## [Set task]
Start at the line that contains "For every button, label, input, icon, or" and stop after the line that contains "scheduled-time: 8:00 AM xyxy=(140,268,163,274)". Rewrite those items with "Admin" changed to "Editor" and everything else left as it is.

Data records:
+ + + + + + +
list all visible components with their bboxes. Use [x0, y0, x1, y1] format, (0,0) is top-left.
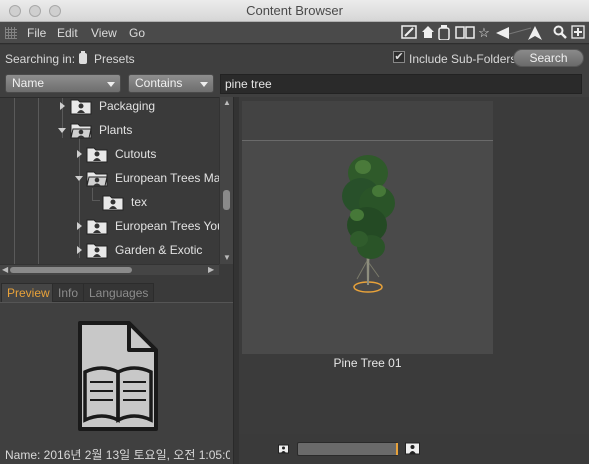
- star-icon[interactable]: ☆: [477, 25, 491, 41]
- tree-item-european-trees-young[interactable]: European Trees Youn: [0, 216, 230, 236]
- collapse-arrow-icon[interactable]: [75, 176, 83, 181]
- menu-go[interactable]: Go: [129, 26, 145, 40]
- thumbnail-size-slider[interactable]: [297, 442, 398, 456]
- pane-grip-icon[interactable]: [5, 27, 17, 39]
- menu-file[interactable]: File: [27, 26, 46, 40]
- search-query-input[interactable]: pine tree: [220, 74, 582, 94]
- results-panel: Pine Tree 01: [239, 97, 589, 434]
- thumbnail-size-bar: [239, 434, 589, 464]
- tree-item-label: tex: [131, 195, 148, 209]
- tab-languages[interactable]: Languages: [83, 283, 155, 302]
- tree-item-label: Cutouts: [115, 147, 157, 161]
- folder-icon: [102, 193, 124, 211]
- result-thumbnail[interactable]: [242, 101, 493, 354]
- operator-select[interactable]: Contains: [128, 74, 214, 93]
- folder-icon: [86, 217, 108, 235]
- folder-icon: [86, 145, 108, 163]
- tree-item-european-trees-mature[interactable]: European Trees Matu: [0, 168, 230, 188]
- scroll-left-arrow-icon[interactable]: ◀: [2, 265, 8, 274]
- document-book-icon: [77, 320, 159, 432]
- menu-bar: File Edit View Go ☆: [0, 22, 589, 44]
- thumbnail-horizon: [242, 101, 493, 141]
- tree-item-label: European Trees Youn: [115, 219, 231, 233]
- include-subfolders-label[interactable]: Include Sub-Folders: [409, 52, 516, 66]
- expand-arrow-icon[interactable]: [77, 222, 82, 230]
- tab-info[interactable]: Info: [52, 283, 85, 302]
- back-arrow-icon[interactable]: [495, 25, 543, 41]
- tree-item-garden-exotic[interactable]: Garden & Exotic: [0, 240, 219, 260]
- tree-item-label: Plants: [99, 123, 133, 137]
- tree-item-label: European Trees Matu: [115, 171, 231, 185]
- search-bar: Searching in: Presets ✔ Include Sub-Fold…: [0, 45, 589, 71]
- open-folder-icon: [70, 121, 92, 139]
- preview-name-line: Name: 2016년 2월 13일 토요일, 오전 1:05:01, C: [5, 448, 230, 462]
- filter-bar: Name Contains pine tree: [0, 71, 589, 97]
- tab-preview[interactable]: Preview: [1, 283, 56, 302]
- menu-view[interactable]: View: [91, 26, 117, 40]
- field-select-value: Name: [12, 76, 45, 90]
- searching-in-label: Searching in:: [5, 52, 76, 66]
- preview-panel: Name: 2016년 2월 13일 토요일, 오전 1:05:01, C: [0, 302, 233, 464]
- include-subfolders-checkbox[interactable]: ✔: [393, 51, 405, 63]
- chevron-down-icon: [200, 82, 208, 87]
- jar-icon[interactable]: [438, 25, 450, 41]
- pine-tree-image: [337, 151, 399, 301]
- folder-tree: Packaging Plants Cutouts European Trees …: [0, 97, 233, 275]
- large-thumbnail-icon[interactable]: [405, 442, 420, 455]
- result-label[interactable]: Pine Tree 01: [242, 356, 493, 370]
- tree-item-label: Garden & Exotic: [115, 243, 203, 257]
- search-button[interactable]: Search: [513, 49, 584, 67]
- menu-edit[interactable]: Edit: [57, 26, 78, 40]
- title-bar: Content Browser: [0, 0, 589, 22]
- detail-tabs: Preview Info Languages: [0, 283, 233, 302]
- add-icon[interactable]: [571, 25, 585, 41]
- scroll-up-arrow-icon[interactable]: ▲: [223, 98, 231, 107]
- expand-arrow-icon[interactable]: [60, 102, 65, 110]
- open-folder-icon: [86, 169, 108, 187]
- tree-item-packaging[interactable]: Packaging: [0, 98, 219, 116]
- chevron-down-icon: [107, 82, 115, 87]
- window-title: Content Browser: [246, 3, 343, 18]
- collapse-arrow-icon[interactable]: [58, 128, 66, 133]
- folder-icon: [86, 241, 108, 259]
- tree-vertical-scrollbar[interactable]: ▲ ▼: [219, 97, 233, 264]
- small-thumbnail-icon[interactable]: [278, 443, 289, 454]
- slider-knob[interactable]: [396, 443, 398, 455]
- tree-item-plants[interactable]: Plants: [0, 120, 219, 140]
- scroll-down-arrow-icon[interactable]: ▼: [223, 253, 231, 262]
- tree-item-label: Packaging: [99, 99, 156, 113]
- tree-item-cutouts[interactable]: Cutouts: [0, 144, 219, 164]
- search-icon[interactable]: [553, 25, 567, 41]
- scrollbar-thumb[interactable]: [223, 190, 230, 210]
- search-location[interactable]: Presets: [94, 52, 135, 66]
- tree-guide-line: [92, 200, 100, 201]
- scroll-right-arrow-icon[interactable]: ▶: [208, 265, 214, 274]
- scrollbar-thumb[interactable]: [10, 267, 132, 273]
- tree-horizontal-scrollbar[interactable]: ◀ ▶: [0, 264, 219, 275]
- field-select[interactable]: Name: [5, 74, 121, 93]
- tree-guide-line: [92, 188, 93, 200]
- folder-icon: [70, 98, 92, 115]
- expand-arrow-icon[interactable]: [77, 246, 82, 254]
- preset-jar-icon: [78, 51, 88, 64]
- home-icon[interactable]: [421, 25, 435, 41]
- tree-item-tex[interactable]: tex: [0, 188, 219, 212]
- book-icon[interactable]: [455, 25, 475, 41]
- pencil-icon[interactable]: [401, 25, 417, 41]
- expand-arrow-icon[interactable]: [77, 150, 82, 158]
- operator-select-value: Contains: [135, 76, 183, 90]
+ + + + + + +
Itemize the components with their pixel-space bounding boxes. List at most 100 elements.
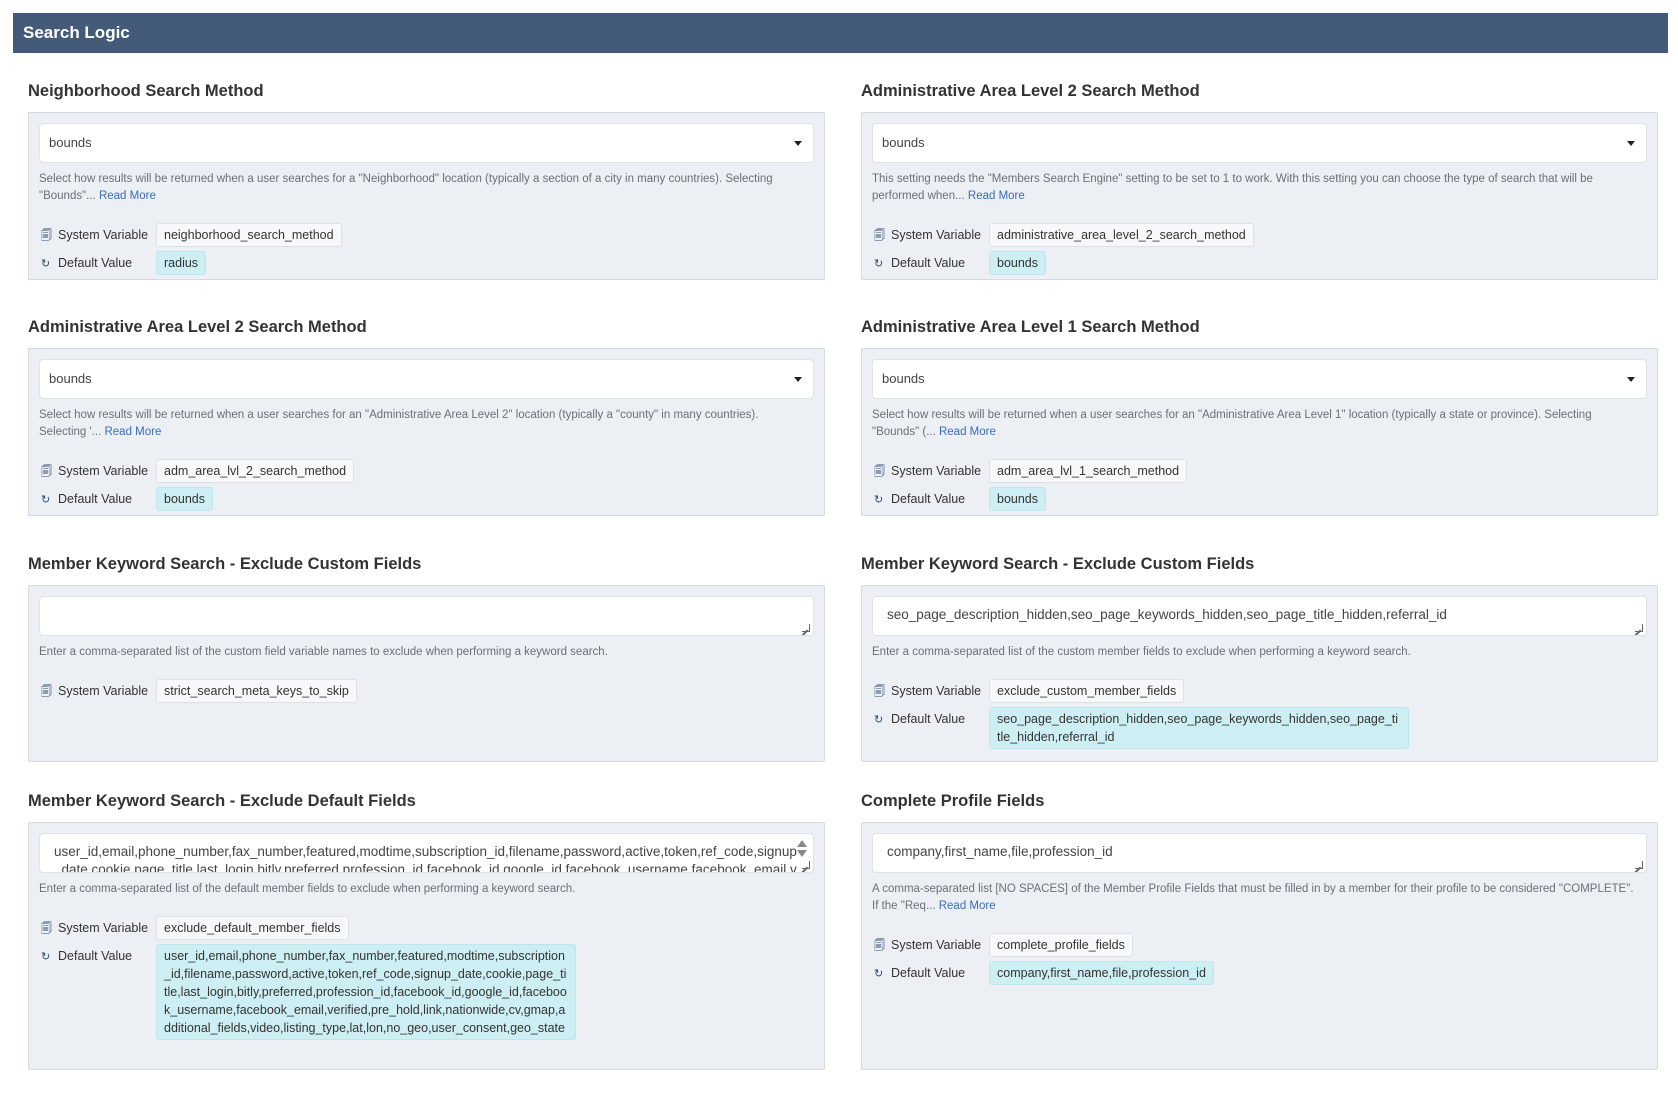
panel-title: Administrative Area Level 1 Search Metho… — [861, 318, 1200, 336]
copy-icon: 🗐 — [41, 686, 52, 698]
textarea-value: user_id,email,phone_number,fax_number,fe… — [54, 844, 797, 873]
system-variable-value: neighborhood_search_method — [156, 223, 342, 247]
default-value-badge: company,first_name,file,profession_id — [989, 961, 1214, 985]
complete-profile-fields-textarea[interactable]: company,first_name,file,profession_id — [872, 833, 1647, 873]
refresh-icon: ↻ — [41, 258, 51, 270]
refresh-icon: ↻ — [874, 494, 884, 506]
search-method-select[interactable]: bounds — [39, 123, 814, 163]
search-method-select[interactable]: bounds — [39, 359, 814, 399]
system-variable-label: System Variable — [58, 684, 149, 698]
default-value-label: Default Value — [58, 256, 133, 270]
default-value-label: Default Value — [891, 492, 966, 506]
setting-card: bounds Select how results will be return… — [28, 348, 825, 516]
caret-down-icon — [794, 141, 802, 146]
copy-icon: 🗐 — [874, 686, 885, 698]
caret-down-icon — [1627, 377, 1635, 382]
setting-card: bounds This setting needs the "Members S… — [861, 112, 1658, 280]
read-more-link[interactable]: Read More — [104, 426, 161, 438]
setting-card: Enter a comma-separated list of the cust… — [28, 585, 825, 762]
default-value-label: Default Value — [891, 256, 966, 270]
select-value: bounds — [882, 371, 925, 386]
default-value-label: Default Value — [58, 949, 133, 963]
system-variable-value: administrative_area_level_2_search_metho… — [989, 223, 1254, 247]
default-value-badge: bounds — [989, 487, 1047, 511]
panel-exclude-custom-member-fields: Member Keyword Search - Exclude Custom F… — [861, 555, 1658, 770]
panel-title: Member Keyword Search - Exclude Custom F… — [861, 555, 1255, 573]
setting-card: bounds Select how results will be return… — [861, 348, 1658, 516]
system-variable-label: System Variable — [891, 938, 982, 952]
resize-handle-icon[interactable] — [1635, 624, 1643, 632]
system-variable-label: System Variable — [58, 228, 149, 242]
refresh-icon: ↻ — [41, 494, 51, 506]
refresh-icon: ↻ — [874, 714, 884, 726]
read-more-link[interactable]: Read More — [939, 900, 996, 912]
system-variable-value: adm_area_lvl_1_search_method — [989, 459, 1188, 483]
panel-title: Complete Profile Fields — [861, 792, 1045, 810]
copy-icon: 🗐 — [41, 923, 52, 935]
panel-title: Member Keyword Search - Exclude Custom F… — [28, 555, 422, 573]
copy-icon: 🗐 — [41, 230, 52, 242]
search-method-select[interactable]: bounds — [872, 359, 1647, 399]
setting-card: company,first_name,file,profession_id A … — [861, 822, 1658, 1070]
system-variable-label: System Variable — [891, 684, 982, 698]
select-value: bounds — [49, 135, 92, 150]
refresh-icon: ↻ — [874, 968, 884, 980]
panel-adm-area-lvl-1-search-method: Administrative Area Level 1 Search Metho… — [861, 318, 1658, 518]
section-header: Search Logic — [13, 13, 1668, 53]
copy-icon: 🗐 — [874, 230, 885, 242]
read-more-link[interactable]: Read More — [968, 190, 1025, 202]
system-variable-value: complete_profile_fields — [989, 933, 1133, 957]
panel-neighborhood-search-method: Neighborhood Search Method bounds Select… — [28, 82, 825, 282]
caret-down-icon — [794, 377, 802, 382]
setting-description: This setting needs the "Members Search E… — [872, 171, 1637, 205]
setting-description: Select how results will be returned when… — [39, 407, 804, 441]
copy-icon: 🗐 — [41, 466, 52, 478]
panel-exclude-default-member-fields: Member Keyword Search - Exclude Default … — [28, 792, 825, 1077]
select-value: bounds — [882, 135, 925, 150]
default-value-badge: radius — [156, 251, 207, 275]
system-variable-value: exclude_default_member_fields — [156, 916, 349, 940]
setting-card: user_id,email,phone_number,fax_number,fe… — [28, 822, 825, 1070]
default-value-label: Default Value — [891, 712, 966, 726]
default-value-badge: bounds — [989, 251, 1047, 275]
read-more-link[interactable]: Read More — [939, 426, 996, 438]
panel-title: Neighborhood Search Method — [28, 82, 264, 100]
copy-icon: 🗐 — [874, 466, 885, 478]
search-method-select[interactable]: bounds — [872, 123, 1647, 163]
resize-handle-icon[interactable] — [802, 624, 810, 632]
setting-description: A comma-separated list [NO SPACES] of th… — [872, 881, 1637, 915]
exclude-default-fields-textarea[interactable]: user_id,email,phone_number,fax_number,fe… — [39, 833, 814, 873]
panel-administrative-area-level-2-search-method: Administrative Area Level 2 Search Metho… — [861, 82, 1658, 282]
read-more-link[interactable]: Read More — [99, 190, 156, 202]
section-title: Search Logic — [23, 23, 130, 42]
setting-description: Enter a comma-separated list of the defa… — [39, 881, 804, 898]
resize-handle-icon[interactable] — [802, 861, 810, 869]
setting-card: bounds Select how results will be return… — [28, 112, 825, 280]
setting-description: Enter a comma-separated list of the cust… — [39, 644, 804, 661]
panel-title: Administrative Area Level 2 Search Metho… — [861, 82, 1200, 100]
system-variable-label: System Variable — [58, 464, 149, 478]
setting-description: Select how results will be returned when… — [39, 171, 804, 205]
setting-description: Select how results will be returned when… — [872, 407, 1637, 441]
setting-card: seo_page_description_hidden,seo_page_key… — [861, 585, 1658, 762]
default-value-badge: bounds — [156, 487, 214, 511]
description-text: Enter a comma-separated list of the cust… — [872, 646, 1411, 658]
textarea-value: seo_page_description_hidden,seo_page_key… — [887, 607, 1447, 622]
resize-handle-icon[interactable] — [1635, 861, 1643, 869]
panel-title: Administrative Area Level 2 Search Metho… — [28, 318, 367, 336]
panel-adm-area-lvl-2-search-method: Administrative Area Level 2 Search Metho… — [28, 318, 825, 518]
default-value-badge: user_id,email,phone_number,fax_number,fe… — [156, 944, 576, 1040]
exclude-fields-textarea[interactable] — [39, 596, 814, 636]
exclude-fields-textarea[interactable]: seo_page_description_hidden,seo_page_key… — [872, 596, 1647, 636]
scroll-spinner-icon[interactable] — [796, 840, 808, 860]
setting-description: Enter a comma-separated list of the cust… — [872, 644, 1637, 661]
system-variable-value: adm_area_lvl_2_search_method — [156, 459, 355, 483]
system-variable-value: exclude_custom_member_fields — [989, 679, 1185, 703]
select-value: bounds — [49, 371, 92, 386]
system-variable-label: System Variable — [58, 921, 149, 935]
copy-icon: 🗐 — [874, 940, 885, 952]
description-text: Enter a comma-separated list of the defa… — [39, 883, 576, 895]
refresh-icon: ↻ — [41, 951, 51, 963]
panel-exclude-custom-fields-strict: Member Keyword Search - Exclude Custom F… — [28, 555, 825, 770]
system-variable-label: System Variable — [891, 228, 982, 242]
+ + + + + + +
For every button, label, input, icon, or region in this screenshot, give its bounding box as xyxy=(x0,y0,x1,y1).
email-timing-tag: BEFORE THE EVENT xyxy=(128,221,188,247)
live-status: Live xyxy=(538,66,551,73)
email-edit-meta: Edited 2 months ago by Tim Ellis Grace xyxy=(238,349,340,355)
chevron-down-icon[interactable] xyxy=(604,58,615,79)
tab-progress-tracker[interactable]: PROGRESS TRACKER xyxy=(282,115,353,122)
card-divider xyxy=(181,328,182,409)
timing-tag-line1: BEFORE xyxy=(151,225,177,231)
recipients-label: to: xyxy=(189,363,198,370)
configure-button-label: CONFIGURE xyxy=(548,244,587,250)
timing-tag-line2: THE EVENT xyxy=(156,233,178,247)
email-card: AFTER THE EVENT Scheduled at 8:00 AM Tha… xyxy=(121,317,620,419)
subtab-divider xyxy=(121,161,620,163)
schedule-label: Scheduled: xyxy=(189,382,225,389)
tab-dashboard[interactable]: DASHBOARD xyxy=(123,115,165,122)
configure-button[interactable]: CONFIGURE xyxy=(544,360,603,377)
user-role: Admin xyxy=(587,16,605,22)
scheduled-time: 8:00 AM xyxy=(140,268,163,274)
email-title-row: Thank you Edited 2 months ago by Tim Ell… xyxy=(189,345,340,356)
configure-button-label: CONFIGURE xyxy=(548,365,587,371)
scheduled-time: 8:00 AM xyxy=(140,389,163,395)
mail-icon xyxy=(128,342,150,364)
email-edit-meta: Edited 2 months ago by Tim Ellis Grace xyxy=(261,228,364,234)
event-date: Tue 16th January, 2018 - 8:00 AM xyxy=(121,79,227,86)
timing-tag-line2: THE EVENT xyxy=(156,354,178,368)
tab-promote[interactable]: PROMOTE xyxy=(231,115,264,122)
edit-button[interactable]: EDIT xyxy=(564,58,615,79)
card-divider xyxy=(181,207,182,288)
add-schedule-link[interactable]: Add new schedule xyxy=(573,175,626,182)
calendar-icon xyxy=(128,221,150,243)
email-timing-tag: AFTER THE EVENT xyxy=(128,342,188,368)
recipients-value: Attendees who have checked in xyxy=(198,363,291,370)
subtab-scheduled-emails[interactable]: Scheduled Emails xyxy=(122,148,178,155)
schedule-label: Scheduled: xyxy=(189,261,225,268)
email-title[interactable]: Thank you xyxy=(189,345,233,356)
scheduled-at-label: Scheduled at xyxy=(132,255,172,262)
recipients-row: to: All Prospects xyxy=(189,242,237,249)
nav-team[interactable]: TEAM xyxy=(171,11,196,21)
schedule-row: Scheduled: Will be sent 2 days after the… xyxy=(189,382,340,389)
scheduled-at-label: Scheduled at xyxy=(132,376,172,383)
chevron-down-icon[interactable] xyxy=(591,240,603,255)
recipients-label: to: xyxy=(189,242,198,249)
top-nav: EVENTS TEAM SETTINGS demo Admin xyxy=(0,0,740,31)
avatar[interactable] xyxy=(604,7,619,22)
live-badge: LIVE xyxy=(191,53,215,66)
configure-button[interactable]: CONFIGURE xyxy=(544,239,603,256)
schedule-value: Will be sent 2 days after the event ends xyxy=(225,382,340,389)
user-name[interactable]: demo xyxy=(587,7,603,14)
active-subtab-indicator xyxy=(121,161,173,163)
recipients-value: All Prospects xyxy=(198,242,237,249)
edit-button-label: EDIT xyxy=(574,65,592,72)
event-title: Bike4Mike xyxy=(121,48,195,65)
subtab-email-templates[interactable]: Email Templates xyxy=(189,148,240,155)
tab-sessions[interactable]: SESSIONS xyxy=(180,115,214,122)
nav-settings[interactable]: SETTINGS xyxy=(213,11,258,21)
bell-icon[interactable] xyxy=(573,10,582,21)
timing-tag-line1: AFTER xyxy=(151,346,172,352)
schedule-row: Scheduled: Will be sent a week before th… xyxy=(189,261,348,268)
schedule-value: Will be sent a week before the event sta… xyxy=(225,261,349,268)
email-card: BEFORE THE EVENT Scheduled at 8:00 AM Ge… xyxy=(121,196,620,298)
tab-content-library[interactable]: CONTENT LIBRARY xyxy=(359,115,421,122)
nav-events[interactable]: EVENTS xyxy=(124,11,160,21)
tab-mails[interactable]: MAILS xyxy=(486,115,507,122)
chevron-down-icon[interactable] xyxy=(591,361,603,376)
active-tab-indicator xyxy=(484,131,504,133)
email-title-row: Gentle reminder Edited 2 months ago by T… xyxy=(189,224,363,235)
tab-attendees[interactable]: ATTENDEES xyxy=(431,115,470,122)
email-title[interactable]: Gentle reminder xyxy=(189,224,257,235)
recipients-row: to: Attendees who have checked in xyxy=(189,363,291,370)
+ + + + + + +
## [Answer to the problem]
For every button, label, input, icon, or region in this screenshot, give its bounding box as xyxy=(x0,y0,x1,y1).
email-timing-tag: BEFORE THE EVENT xyxy=(128,221,188,247)
live-status: Live xyxy=(538,66,551,73)
email-edit-meta: Edited 2 months ago by Tim Ellis Grace xyxy=(238,349,340,355)
chevron-down-icon[interactable] xyxy=(604,58,615,79)
tab-progress-tracker[interactable]: PROGRESS TRACKER xyxy=(282,115,353,122)
card-divider xyxy=(181,328,182,409)
timing-tag-line1: BEFORE xyxy=(151,225,177,231)
recipients-label: to: xyxy=(189,363,198,370)
configure-button-label: CONFIGURE xyxy=(548,244,587,250)
timing-tag-line2: THE EVENT xyxy=(156,233,178,247)
email-card: AFTER THE EVENT Scheduled at 8:00 AM Tha… xyxy=(121,317,620,419)
subtab-divider xyxy=(121,161,620,163)
schedule-label: Scheduled: xyxy=(189,382,225,389)
tab-dashboard[interactable]: DASHBOARD xyxy=(123,115,165,122)
configure-button[interactable]: CONFIGURE xyxy=(544,360,603,377)
user-role: Editor xyxy=(587,16,605,22)
scheduled-time: 8:00 AM xyxy=(140,268,163,274)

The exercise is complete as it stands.